* **PROBLEM**: All of the material below is to be retyped exactly.

* **DATASET EXTRACT**:
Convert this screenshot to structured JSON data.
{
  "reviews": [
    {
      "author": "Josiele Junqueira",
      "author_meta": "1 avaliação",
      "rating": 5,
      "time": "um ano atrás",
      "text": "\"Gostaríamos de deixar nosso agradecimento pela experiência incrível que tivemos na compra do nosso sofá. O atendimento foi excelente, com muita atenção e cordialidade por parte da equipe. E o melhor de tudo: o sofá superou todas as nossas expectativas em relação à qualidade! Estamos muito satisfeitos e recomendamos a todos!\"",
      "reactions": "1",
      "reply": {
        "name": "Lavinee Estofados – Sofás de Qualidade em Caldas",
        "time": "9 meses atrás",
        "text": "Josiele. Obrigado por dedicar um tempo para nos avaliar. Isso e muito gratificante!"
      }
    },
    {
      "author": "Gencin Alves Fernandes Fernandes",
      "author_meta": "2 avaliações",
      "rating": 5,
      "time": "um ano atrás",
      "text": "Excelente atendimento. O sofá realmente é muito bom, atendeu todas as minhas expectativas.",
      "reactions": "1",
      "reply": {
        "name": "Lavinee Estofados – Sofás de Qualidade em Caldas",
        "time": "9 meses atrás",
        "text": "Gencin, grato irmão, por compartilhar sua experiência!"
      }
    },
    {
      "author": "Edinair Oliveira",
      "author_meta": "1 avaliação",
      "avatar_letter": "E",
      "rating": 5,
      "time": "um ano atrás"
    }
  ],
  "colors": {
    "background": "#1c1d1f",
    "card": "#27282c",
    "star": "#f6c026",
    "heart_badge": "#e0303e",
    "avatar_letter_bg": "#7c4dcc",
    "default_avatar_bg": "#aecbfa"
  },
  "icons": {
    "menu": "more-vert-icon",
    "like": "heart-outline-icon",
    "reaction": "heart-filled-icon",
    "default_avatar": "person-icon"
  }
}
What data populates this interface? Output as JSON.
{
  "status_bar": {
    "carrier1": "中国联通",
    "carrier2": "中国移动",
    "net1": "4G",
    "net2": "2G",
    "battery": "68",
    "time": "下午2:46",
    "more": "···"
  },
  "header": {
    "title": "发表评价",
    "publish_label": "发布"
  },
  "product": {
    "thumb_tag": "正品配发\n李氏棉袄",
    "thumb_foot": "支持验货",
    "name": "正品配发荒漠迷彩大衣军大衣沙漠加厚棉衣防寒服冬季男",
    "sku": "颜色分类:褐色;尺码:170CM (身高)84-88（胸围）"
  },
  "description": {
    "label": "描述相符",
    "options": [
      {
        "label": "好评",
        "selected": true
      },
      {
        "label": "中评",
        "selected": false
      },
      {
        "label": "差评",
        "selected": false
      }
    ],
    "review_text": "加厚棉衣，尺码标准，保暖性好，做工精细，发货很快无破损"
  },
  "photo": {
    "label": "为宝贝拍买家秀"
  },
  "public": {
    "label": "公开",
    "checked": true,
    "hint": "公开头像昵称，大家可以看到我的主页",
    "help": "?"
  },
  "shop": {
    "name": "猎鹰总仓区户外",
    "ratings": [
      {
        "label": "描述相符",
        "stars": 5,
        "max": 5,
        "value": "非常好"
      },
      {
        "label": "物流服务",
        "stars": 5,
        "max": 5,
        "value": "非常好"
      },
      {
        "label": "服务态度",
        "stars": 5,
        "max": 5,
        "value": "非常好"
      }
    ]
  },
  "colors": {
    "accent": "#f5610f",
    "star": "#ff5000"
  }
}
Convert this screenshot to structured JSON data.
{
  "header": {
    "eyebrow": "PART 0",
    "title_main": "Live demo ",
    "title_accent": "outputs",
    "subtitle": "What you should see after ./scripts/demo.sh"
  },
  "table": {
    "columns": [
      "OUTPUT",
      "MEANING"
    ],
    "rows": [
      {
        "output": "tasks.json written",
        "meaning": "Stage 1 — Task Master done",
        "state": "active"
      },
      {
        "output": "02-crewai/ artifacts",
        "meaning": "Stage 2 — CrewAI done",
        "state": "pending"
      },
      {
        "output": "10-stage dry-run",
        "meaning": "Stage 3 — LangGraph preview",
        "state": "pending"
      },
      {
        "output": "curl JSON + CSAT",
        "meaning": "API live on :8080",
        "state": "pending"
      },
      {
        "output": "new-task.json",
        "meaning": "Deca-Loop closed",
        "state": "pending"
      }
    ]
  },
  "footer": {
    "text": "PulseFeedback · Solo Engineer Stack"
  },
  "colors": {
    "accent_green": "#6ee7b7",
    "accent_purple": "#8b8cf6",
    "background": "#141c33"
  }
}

* **TASK SOLUTION**:
Convert this screenshot to structured JSON data.
{
  "reviews": [
    {
      "author": "Josiele Junqueira",
      "author_meta": "1 avaliação",
      "rating": 5,
      "time": "um ano atrás",
      "text": "\"Gostaríamos de deixar nosso agradecimento pela experiência incrível que tivemos na compra do nosso sofá. O atendimento foi excelente, com muita atenção e cordialidade por parte da equipe. E o melhor de tudo: o sofá superou todas as nossas expectativas em relação à qualidade! Estamos muito satisfeitos e recomendamos a todos!\"",
      "reactions": "1",
      "reply": {
        "name": "Lavinee Estofados – Sofás de Qualidade em Caldas",
        "time": "9 meses atrás",
        "text": "Josiele. Obrigado por dedicar um tempo para nos avaliar. Isso e muito gratificante!"
      }
    },
    {
      "author": "Gencin Alves Fernandes Fernandes",
      "author_meta": "2 avaliações",
      "rating": 5,
      "time": "um ano atrás",
      "text": "Excelente atendimento. O sofá realmente é muito bom, atendeu todas as minhas expectativas.",
      "reactions": "1",
      "reply": {
        "name": "Lavinee Estofados – Sofás de Qualidade em Caldas",
        "time": "9 meses atrás",
        "text": "Gencin, grato irmão, por compartilhar sua experiência!"
      }
    },
    {
      "author": "Edinair Oliveira",
      "author_meta": "1 avaliação",
      "avatar_letter": "E",
      "rating": 5,
      "time": "um ano atrás"
    }
  ],
  "colors": {
    "background": "#1c1d1f",
    "card": "#27282c",
    "star": "#f6c026",
    "heart_badge": "#e0303e",
    "avatar_letter_bg": "#7c4dcc",
    "default_avatar_bg": "#aecbfa"
  },
  "icons": {
    "menu": "more-vert-icon",
    "like": "heart-outline-icon",
    "reaction": "heart-filled-icon",
    "default_avatar": "person-icon"
  }
}
What data populates this interface? Output as JSON.
{
  "status_bar": {
    "carrier1": "中国联通",
    "carrier2": "中国移动",
    "net1": "4G",
    "net2": "2G",
    "battery": "68",
    "time": "下午2:46",
    "more": "···"
  },
  "header": {
    "title": "发表评价",
    "publish_label": "发布"
  },
  "product": {
    "thumb_tag": "正品配发\n李氏棉袄",
    "thumb_foot": "支持验货",
    "name": "正品配发荒漠迷彩大衣军大衣沙漠加厚棉衣防寒服冬季男",
    "sku": "颜色分类:褐色;尺码:170CM (身高)84-88（胸围）"
  },
  "description": {
    "label": "描述相符",
    "options": [
      {
        "label": "好评",
        "selected": true
      },
      {
        "label": "中评",
        "selected": false
      },
      {
        "label": "差评",
        "selected": false
      }
    ],
    "review_text": "加厚棉衣，尺码标准，保暖性好，做工精细，发货很快无破损"
  },
  "photo": {
    "label": "为宝贝拍买家秀"
  },
  "public": {
    "label": "公开",
    "checked": true,
    "hint": "公开头像昵称，大家可以看到我的主页",
    "help": "?"
  },
  "shop": {
    "name": "猎鹰总仓区户外",
    "ratings": [
      {
        "label": "描述相符",
        "stars": 5,
        "max": 5,
        "value": "非常好"
      },
      {
        "label": "物流服务",
        "stars": 5,
        "max": 5,
        "value": "非常好"
      },
      {
        "label": "服务态度",
        "stars": 5,
        "max": 5,
        "value": "非常好"
      }
    ]
  },
  "colors": {
    "accent": "#f5610f",
    "star": "#ff5000"
  }
}
Convert this screenshot to structured JSON data.
{
  "header": {
    "eyebrow": "PART 0",
    "title_main": "Live demo ",
    "title_accent": "outputs",
    "subtitle": "What you should see after ./scripts/demo.sh"
  },
  "table": {
    "columns": [
      "OUTPUT",
      "MEANING"
    ],
    "rows": [
      {
        "output": "tasks.json written",
        "meaning": "Stage 1 — Task Master done",
        "state": "active"
      },
      {
        "output": "02-crewai/ artifacts",
        "meaning": "Stage 2 — CrewAI done",
        "state": "pending"
      },
      {
        "output": "10-stage dry-run",
        "meaning": "Stage 3 — LangGraph preview",
        "state": "pending"
      },
      {
        "output": "curl JSON + CSAT",
        "meaning": "API live on :8080",
        "state": "pending"
      },
      {
        "output": "new-task.json",
        "meaning": "Deca-Loop closed",
        "state": "pending"
      }
    ]
  },
  "footer": {
    "text": "PulseFeedback · Solo Engineer Stack"
  },
  "colors": {
    "accent_green": "#6ee7b7",
    "accent_purple": "#8b8cf6",
    "background": "#141c33"
  }
}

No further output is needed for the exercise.